:: Passage shown ::
-------------------------
# Dawn of Man: For The Lazy Stoner



## vostok (Mar 22, 2019)

Playing on a borrowed lap top this Dawn of Man is a survival/city-builder, like AOK and many others
whats good for a stony gamer its a slow buzz as you build things up,
when ready you hit the fast game button,
then click to normal speed again to build, fight,breed etc..you know the play

I think this may still be in early release as I do have an issue of getting lost.
a real bummer as the world is huge, loose your camp
and you can spend what feels forever trying to find camp again ..lol


Spoiler



If you go to read the Steam charts this week, you’ll be sure of a big surprise:
the best-selling game was little-known, stone age city-builder Dawn Of Man.
It had no publisher, its two-person developer was known only for the
somewhat under-the-radar colony sim Planetbase, and it hadn’t enjoyed prior coverage
from any of the largest sites or streamers.
-------------------------
[Element location data]

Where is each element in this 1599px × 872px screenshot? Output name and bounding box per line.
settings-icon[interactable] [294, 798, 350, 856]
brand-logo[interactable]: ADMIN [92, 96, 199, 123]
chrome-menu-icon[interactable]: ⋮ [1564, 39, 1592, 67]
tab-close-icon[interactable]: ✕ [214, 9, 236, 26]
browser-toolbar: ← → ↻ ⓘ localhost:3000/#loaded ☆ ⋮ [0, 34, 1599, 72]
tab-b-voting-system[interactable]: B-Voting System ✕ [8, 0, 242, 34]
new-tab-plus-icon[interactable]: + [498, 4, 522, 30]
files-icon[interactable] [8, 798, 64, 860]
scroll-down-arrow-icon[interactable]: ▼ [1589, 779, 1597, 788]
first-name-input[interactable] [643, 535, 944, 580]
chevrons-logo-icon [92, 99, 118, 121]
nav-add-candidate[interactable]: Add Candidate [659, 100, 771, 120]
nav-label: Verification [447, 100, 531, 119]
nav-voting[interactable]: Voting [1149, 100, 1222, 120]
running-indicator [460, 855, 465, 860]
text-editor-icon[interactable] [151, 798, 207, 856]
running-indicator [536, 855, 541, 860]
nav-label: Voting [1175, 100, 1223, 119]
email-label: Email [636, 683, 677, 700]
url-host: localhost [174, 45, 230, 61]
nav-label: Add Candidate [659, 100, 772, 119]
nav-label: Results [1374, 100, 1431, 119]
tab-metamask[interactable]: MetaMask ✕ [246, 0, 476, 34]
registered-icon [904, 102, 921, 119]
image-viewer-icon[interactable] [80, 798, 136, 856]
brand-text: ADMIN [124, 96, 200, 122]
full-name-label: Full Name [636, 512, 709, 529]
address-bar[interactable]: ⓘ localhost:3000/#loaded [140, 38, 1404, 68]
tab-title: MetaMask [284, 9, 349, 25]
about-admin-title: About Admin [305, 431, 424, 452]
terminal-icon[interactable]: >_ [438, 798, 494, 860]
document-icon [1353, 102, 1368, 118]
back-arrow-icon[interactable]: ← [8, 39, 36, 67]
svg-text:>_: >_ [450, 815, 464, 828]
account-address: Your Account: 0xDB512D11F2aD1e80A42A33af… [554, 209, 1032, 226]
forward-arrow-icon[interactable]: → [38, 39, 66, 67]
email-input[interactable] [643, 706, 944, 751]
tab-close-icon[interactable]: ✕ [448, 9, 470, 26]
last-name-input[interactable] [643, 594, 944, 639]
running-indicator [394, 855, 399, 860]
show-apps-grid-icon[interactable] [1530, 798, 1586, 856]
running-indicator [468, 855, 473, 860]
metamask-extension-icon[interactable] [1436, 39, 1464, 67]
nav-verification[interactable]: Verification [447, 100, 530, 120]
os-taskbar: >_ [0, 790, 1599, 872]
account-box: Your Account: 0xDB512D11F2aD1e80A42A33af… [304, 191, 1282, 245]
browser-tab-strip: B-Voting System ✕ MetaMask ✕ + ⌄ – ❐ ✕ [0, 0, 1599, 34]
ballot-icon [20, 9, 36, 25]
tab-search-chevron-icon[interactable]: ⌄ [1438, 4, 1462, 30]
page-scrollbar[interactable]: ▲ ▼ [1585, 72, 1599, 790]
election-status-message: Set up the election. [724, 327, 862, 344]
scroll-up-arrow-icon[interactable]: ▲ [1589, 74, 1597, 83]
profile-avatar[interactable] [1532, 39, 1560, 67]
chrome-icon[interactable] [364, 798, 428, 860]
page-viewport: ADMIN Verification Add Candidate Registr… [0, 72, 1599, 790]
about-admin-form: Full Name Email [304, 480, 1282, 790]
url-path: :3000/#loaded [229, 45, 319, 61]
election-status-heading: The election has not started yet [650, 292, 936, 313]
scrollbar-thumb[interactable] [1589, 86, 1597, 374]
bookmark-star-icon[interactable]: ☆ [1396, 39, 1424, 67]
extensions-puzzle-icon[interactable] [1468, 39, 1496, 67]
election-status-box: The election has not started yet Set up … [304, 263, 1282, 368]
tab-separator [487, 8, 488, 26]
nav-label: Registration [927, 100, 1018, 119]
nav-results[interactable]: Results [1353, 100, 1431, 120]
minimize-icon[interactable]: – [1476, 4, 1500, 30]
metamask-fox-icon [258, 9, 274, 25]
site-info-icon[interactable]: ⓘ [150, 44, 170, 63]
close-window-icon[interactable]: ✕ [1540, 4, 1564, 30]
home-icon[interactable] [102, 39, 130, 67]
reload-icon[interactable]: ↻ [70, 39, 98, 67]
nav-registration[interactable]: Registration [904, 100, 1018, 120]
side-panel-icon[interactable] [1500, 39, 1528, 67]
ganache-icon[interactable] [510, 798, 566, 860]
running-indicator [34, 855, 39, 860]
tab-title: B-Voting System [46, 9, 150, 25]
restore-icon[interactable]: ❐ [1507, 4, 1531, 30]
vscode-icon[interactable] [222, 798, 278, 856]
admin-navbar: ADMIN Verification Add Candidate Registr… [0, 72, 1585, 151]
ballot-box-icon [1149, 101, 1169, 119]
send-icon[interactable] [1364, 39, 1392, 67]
-------------------------
:: To be done ::
According to the Dawn of Man thread, what was the game's developer known only for? This data has nothing to do with the forum thread about Dawn of Man.

:: The result ::
The somewhat under-the-radar colony sim Planetbase.